Supplied records:
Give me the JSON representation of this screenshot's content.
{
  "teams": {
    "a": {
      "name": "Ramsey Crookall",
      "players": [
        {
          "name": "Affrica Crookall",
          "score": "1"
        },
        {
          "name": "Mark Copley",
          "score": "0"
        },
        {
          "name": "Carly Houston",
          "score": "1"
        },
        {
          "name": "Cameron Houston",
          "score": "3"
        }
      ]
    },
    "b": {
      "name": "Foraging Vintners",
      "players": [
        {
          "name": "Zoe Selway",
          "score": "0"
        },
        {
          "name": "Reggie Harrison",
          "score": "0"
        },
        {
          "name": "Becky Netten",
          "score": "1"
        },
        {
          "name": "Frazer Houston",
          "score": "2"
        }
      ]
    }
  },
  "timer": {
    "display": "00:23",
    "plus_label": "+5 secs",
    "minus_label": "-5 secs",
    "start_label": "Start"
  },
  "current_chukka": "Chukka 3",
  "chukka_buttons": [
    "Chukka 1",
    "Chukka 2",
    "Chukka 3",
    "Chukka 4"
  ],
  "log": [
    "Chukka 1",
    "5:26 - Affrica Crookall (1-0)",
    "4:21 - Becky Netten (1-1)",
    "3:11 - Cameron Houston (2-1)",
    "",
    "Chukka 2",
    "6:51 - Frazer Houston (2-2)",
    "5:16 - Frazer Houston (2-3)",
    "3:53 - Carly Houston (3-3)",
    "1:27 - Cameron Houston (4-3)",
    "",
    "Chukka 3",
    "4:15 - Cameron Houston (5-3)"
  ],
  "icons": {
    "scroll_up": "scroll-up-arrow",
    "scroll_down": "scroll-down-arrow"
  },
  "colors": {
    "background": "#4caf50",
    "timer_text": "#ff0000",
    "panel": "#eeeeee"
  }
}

Work to be completed: Collect each line containing the string "Houston".

Written answer:
          "name": "Carly Houston",
          "name": "Cameron Houston",
          "name": "Frazer Houston",
    "3:11 - Cameron Houston (2-1)",
    "6:51 - Frazer Houston (2-2)",
    "5:16 - Frazer Houston (2-3)",
    "3:53 - Carly Houston (3-3)",
    "1:27 - Cameron Houston (4-3)",
    "4:15 - Cameron Houston (5-3)"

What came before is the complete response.